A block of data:
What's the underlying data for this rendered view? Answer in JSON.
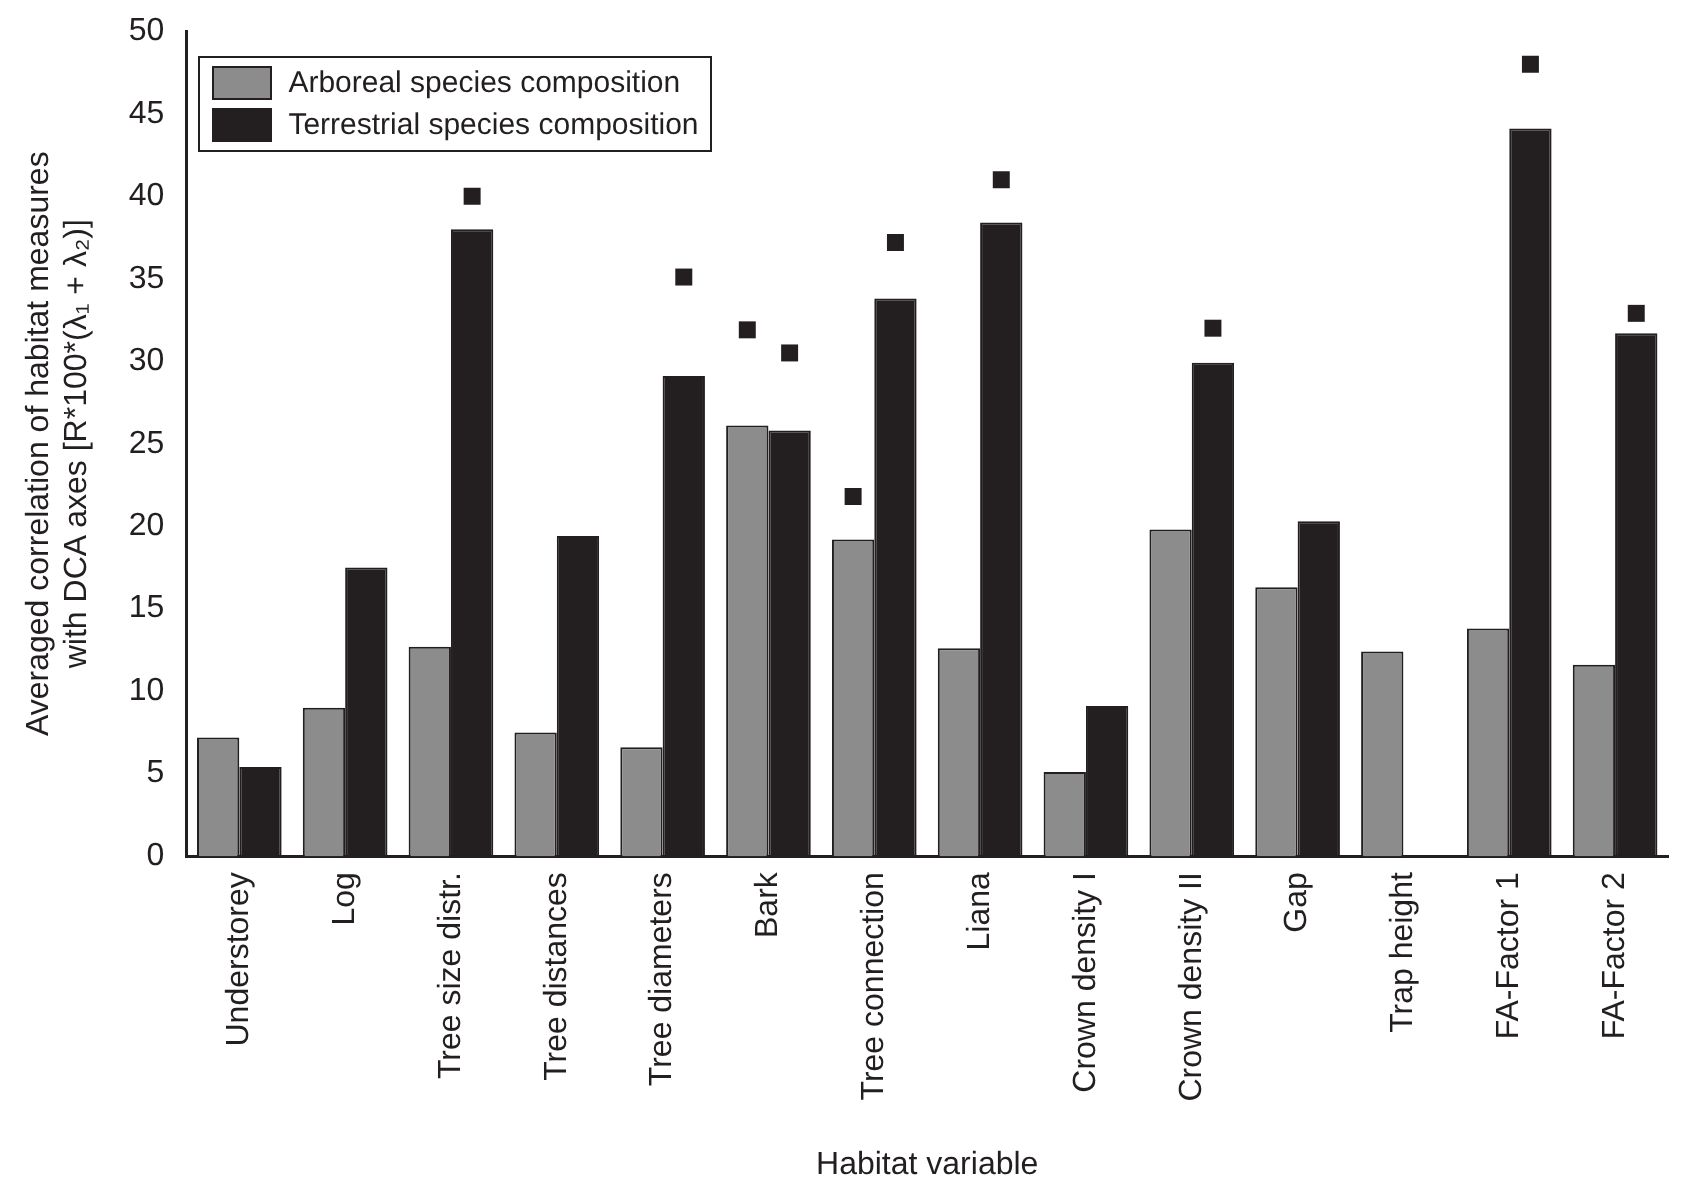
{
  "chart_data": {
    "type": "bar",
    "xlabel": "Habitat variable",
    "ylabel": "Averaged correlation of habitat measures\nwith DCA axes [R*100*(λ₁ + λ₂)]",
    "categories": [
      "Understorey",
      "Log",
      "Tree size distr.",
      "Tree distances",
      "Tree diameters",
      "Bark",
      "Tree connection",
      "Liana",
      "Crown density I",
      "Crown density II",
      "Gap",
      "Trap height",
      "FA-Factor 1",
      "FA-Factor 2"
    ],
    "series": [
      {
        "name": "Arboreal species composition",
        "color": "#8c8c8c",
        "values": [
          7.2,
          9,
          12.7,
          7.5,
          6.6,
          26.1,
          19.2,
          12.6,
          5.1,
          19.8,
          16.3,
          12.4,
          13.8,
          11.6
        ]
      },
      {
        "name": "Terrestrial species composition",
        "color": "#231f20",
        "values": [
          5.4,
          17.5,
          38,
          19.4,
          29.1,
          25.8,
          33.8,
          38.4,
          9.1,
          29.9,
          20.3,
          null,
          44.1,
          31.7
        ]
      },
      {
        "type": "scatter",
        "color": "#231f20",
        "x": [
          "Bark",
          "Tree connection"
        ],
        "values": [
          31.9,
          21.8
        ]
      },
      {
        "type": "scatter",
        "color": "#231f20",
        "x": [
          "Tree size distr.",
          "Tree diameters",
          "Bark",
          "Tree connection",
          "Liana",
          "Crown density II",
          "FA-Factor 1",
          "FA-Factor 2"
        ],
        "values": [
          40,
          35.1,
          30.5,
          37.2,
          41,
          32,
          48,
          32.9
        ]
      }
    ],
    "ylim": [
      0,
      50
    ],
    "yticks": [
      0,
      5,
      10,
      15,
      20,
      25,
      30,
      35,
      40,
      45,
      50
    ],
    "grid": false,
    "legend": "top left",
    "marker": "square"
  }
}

Set problem:
Leave the pictures out and print the records above exactly as they stand.

Full answer:
What's the underlying data for this rendered view? Answer in JSON.
{
  "chart_data": {
    "type": "bar",
    "xlabel": "Habitat variable",
    "ylabel": "Averaged correlation of habitat measures\nwith DCA axes [R*100*(λ₁ + λ₂)]",
    "categories": [
      "Understorey",
      "Log",
      "Tree size distr.",
      "Tree distances",
      "Tree diameters",
      "Bark",
      "Tree connection",
      "Liana",
      "Crown density I",
      "Crown density II",
      "Gap",
      "Trap height",
      "FA-Factor 1",
      "FA-Factor 2"
    ],
    "series": [
      {
        "name": "Arboreal species composition",
        "color": "#8c8c8c",
        "values": [
          7.2,
          9,
          12.7,
          7.5,
          6.6,
          26.1,
          19.2,
          12.6,
          5.1,
          19.8,
          16.3,
          12.4,
          13.8,
          11.6
        ]
      },
      {
        "name": "Terrestrial species composition",
        "color": "#231f20",
        "values": [
          5.4,
          17.5,
          38,
          19.4,
          29.1,
          25.8,
          33.8,
          38.4,
          9.1,
          29.9,
          20.3,
          null,
          44.1,
          31.7
        ]
      },
      {
        "type": "scatter",
        "color": "#231f20",
        "x": [
          "Bark",
          "Tree connection"
        ],
        "values": [
          31.9,
          21.8
        ]
      },
      {
        "type": "scatter",
        "color": "#231f20",
        "x": [
          "Tree size distr.",
          "Tree diameters",
          "Bark",
          "Tree connection",
          "Liana",
          "Crown density II",
          "FA-Factor 1",
          "FA-Factor 2"
        ],
        "values": [
          40,
          35.1,
          30.5,
          37.2,
          41,
          32,
          48,
          32.9
        ]
      }
    ],
    "ylim": [
      0,
      50
    ],
    "yticks": [
      0,
      5,
      10,
      15,
      20,
      25,
      30,
      35,
      40,
      45,
      50
    ],
    "grid": false,
    "legend": "top left",
    "marker": "square"
  }
}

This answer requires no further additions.